§ Provided text

[START]

Rice appealed to the Supreme Court. There, he would argue that in addition to being a naked violation of the Constitution on its face, the eligibility requirements subverted the original intended purpose of the public lands as written in the Annexation and Organic Acts, both of which granted subsequent benefits to all "inhabitants" of Hawaii, regardless of race. The elections do not qualify as "special purpose" under Salyer, nor does the eligibility requirement denote a political rather than racial classification. Finally, the protection under Morton v. Mancari is inappropriate. The Petitioner would deny that there is any "special relationship" at all, for there is no "former sovereign" or "historical relationship" clause in the Constitution, and the analogy with Indian tribes thus has no legal standing.

The State of Hawaii disagreed. For them, whether the elections qualified as "special purpose" or contained explicit racial qualifications for participation were secondary concerns. The native Hawaiian people had a "special relationship" with the United States, indeed a sort of semi-sovereign status, analogous to that of native Indian tribes, which affords them a large measure of self-determination. They would seek to demonstrate that this status had been legitimized repeatedly by Congress, though it had never been made explicit by treaty or codified in the U.S. Constitution. No matter, because the Court would be sharply reminded that granting such status falls within the powers of Congress, not the Courts, and that the understanding was legitimized by ample precedent and circumstances.

[END]

§ Stored data
[START]

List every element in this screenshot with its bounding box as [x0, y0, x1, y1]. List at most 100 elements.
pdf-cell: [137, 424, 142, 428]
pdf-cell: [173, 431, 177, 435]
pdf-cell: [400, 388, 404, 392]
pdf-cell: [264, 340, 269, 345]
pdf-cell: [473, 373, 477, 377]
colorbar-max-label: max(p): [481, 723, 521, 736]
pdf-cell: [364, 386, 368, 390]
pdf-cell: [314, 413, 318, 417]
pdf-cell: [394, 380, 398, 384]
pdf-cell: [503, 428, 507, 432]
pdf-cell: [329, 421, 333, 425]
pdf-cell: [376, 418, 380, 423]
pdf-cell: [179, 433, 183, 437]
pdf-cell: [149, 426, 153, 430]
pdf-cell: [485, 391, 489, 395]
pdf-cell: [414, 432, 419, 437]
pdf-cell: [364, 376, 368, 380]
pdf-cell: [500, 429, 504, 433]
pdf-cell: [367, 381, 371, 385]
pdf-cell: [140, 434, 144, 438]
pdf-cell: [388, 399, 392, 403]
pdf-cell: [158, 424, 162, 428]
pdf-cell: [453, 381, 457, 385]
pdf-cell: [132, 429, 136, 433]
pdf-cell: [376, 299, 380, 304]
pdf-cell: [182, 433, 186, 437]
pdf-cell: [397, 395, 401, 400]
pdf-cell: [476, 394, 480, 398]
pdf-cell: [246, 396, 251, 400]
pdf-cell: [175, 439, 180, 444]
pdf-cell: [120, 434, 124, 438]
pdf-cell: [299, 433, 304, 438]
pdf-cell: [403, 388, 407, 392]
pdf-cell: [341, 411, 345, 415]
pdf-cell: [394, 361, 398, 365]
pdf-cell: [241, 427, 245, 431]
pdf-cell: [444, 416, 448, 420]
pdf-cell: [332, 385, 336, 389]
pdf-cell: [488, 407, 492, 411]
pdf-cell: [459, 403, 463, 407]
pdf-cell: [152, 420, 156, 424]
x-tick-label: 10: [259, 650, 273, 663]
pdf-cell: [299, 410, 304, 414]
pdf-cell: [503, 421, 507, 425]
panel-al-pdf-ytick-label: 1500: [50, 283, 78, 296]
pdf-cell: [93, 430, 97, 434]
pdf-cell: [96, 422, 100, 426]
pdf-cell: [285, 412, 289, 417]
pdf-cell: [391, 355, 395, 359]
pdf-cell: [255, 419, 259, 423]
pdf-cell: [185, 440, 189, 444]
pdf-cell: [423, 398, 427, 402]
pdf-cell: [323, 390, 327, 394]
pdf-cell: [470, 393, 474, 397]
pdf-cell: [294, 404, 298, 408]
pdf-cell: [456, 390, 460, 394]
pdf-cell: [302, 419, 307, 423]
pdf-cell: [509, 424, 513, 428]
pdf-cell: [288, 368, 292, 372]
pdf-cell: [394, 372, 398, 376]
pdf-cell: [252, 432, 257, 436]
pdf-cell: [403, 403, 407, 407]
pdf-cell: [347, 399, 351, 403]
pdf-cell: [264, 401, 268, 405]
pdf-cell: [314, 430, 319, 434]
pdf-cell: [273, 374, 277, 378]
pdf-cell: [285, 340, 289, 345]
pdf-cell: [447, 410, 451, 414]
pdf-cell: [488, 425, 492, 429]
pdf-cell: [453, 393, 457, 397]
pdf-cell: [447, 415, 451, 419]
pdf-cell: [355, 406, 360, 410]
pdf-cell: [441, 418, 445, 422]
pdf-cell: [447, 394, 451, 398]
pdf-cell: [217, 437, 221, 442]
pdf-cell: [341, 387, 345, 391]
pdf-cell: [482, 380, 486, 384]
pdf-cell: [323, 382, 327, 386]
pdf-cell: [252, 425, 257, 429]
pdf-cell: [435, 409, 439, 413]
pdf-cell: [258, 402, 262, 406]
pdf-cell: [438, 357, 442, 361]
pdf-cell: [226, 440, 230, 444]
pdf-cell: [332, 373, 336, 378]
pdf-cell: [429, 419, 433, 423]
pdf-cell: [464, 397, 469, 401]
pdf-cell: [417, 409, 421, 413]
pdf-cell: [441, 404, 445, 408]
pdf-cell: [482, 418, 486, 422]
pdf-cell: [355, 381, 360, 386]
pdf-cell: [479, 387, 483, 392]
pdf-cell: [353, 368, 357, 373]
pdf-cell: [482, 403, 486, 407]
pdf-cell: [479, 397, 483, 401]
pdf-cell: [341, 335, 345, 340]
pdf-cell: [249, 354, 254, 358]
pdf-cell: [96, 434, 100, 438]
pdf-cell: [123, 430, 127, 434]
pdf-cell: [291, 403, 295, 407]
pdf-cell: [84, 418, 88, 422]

[END]

§ Work to complete
Resume the passage on Rice's Supreme Court appeal over Hawaii's election eligibility requirements, starting right after its final sentence.

§ Answer to the problem
In order to understand this extraordinary defense, some background is necessary. The Kingdom of Hawaii was an independent, sovereign nation from 1810 until 1893. Throughout this period, the increasing economic interests of American businessmen began to clash with the interests of the Hawaiian government. In 1887, under the threat of violence, the Kingdom's Prime Minister was compelled to resign, and a new Constitution was implemented. This heavily curtailed the administrative power of the monarchy. When Queen Lili'uokalani took steps in 1893 to counter this imposition, she was overthrown in a coup d'état by the "committee of safety" which was composed of businessmen the majority of whom were Hawaiian citizens and 5 foreign nationals . The businessmen set up a provisional government led by themselves, and the next year declared the existence of the Republic of Hawaii. In 1898, the Republic accepted annexation by the United States, and when President McKinley signed the Annexation and Organic Acts soon thereafter, Hawaii became a U.S. Territory. At this time, 1,800,000 acres (7,300 km2) of land, formerly overseen by the crown, were ceded to the United States. The Annexation Act stipulated that all revenues and proceeds from the use of this public land would "be used solely for the benefit of the inhabitants of the Hawaiian Islands for educational and other purposes." The Organic Act similarly held that that all "funds arising from the sale or lease or other disposal ... shall be applied such uses and purposes for the benefit of the inhabitants of the Territory of Hawaii."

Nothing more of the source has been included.